Task requirements: Gather every line below where "name" appears.

Material for this task:
---*---

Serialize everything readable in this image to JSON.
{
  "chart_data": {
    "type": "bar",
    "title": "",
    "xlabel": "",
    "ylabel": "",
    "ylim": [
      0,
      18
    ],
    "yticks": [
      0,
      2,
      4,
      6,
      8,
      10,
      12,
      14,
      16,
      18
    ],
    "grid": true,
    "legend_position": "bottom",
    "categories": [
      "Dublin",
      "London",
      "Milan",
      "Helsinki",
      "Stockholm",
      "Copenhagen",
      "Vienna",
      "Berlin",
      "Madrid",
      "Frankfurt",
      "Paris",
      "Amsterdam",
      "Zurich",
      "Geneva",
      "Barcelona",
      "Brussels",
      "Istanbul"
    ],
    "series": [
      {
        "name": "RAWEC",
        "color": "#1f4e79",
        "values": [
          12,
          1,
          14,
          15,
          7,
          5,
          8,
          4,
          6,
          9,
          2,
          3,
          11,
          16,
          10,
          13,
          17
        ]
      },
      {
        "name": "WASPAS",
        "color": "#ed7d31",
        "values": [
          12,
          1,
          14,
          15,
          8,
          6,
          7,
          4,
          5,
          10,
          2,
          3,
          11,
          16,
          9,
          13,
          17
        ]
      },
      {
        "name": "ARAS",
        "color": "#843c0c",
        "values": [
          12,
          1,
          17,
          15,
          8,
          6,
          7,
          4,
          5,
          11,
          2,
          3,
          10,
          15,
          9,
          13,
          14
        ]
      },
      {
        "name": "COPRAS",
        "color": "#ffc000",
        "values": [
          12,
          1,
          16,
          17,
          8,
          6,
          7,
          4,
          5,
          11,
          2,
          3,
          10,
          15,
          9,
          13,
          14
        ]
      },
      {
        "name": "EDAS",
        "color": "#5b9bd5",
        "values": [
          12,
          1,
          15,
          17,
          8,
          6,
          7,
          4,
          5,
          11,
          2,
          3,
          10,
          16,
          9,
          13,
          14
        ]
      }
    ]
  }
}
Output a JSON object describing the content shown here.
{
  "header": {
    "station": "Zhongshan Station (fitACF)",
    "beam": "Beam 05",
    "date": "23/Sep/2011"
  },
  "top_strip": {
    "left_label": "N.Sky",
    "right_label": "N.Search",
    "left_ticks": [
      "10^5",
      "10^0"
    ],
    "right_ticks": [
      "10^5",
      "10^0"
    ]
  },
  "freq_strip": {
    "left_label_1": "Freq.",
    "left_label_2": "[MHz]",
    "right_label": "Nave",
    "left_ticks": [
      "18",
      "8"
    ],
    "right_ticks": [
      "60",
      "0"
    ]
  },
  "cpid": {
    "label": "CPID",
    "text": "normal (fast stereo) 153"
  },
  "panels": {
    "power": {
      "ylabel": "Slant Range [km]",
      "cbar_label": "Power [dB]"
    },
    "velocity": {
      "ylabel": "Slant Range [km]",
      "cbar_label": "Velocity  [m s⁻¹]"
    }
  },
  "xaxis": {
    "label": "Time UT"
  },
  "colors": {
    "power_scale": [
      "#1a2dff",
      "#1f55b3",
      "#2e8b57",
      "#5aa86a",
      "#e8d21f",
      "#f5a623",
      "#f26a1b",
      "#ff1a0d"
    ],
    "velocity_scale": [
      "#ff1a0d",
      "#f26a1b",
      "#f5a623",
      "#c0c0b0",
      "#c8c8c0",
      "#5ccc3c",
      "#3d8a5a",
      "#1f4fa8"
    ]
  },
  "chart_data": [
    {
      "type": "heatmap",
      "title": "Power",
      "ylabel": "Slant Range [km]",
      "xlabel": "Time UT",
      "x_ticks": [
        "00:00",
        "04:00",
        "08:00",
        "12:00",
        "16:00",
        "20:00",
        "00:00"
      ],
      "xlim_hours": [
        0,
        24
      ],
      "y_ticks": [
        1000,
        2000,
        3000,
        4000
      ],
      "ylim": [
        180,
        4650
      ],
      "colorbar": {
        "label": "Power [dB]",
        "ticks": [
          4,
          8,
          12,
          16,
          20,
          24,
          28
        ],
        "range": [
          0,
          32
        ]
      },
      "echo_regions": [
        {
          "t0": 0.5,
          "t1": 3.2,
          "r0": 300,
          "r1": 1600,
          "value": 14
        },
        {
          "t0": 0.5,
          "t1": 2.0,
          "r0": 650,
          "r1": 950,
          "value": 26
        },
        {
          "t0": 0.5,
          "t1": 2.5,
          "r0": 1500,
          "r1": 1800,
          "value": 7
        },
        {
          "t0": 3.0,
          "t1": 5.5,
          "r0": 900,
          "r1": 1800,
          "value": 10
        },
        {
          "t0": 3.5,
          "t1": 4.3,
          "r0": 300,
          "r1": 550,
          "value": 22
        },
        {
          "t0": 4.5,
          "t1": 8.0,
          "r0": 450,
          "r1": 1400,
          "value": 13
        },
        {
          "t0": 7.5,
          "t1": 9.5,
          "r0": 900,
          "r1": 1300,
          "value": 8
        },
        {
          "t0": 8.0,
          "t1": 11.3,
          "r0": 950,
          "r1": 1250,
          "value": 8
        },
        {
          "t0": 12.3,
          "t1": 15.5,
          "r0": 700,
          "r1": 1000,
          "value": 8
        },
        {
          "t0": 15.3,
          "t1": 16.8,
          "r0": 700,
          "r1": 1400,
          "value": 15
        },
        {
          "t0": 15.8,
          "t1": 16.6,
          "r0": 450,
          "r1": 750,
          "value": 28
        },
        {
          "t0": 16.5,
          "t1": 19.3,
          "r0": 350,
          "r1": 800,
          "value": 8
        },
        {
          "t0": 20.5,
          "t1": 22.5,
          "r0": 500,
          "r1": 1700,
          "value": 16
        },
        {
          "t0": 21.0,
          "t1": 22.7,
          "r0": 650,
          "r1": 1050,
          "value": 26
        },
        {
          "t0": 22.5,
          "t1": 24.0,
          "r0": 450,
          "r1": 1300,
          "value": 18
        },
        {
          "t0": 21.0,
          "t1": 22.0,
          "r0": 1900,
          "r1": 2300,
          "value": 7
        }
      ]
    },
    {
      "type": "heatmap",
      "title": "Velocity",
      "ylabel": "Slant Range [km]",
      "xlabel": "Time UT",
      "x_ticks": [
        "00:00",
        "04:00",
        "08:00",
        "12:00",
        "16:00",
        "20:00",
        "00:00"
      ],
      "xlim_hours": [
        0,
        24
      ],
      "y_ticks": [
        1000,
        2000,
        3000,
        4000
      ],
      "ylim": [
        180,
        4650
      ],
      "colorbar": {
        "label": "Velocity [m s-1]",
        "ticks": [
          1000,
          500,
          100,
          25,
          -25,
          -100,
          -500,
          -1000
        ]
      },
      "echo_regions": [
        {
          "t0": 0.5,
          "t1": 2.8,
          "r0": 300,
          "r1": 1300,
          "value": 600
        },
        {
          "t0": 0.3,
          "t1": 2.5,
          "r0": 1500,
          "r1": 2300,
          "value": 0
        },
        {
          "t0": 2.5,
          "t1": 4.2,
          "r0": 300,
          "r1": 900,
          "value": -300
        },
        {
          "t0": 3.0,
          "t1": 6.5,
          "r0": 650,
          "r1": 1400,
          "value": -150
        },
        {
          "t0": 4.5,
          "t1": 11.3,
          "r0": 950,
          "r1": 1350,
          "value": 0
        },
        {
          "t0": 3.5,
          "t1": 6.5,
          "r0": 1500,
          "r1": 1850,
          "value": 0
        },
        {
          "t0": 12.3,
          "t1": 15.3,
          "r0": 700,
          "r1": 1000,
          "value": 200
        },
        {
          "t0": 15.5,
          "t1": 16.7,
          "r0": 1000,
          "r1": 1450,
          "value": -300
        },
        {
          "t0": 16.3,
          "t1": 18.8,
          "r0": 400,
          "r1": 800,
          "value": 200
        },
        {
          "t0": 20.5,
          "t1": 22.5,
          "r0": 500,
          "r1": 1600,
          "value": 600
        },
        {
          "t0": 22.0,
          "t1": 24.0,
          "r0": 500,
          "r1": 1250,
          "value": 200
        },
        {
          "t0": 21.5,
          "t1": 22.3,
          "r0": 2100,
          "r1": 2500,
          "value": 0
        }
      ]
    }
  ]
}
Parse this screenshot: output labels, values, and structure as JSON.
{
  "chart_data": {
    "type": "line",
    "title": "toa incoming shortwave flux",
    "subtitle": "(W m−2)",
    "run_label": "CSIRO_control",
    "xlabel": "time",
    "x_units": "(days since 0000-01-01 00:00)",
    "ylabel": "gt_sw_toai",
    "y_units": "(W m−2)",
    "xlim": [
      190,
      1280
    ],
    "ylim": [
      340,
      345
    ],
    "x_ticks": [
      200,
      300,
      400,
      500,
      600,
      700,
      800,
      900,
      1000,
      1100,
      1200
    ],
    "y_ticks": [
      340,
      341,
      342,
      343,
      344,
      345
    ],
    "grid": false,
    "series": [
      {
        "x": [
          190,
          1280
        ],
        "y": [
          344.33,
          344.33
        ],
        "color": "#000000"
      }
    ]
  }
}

---*---

Result below:
        "name": "RAWEC",
        "name": "WASPAS",
        "name": "ARAS",
        "name": "COPRAS",
        "name": "EDAS",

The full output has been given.